* Problem statement *
Pictures appear in the records below; write out everything else exactly.

* Data to process *
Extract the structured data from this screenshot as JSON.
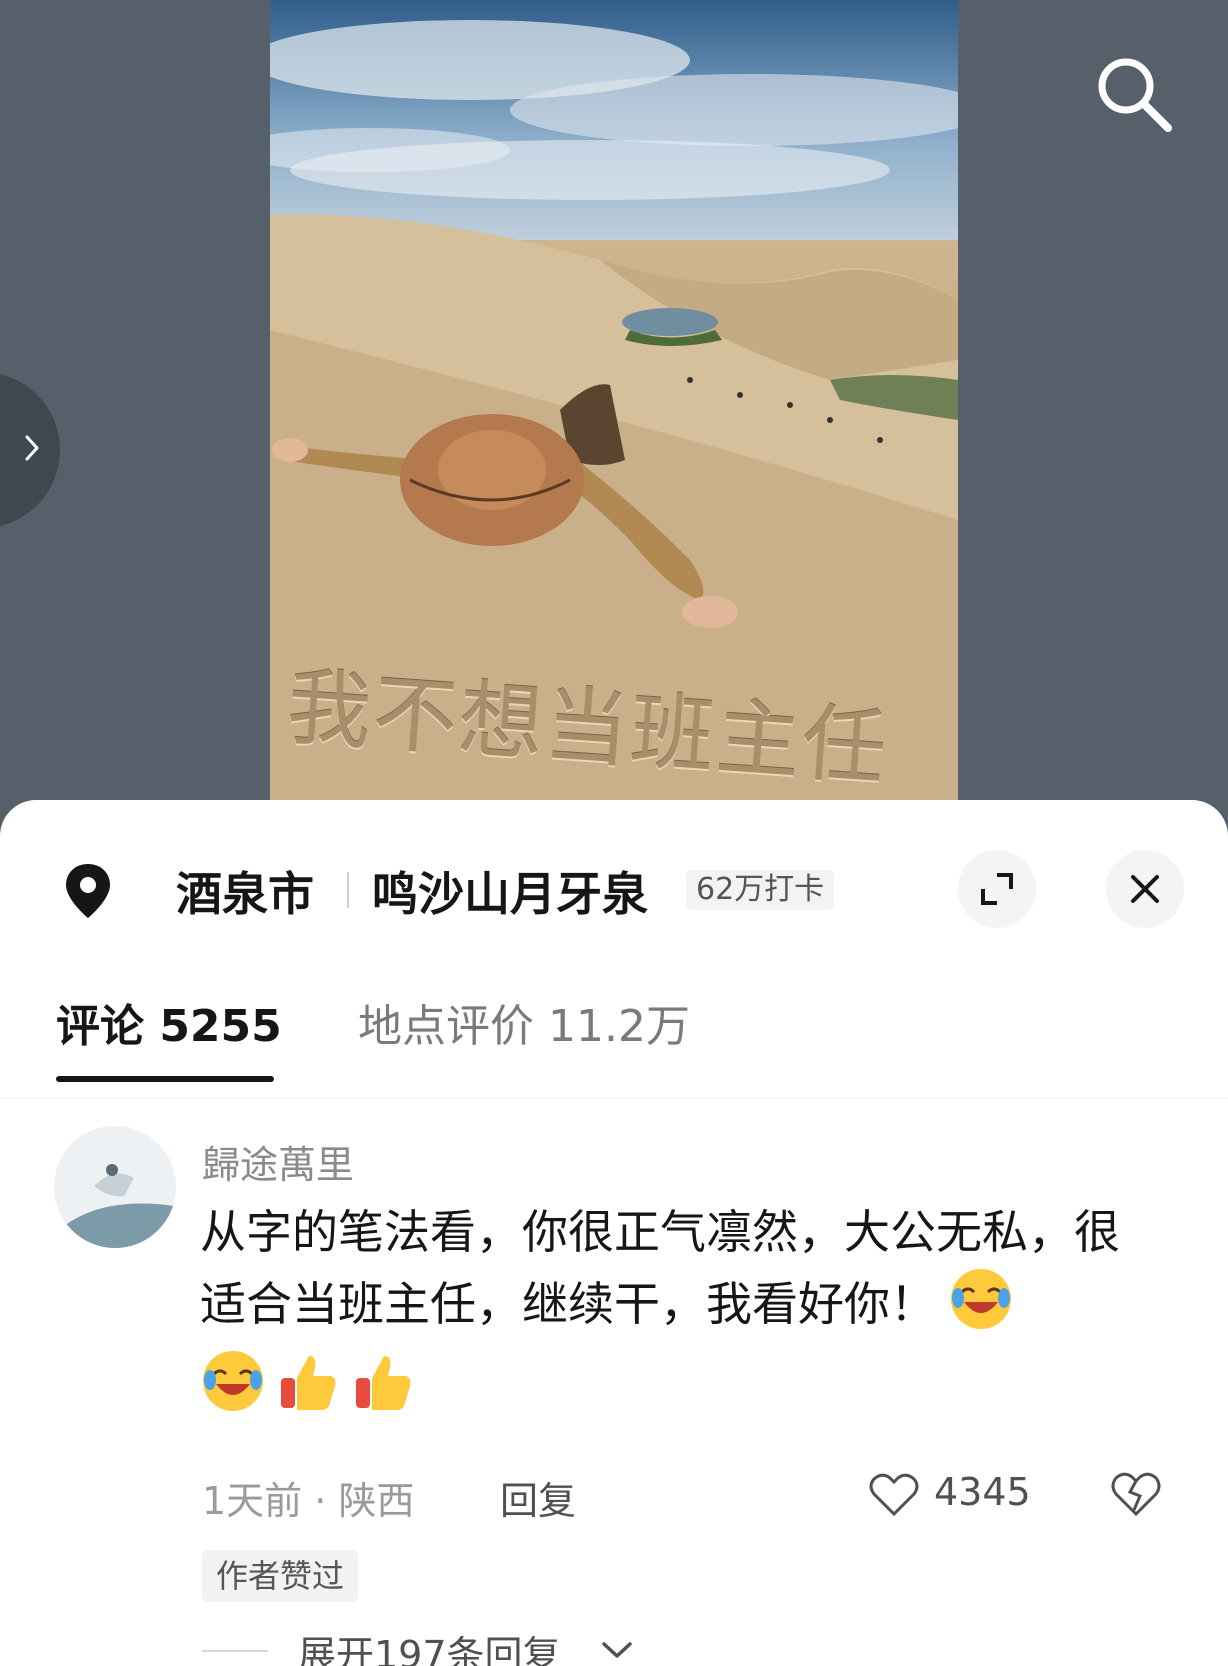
{
  "media": {
    "sand_caption": "我不想当班主任"
  },
  "location": {
    "city": "酒泉市",
    "place": "鸣沙山月牙泉",
    "checkins": "62万打卡"
  },
  "tabs": [
    {
      "label": "评论 5255",
      "active": true
    },
    {
      "label": "地点评价 11.2万",
      "active": false
    }
  ],
  "comment": {
    "username": "歸途萬里",
    "text": "从字的笔法看，你很正气凛然，大公无私，很适合当班主任，继续干，我看好你！",
    "emojis": [
      "laugh-cry-emoji",
      "laugh-cry-emoji",
      "thumbs-up-emoji",
      "thumbs-up-emoji"
    ],
    "time": "1天前",
    "separator": "·",
    "region": "陕西",
    "reply_label": "回复",
    "likes": "4345",
    "author_badge": "作者赞过",
    "expand_replies": "展开197条回复"
  },
  "colors": {
    "backdrop": "#56606a",
    "sheet": "#ffffff",
    "text_primary": "#161616",
    "text_secondary": "#9a9a9a"
  }
}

* Solution *
Extract the structured data from this screenshot as JSON.
{
  "media": {
    "sand_caption": "我不想当班主任"
  },
  "location": {
    "city": "酒泉市",
    "place": "鸣沙山月牙泉",
    "checkins": "62万打卡"
  },
  "tabs": [
    {
      "label": "评论 5255",
      "active": true
    },
    {
      "label": "地点评价 11.2万",
      "active": false
    }
  ],
  "comment": {
    "username": "歸途萬里",
    "text": "从字的笔法看，你很正气凛然，大公无私，很适合当班主任，继续干，我看好你！",
    "emojis": [
      "laugh-cry-emoji",
      "laugh-cry-emoji",
      "thumbs-up-emoji",
      "thumbs-up-emoji"
    ],
    "time": "1天前",
    "separator": "·",
    "region": "陕西",
    "reply_label": "回复",
    "likes": "4345",
    "author_badge": "作者赞过",
    "expand_replies": "展开197条回复"
  },
  "colors": {
    "backdrop": "#56606a",
    "sheet": "#ffffff",
    "text_primary": "#161616",
    "text_secondary": "#9a9a9a"
  }
}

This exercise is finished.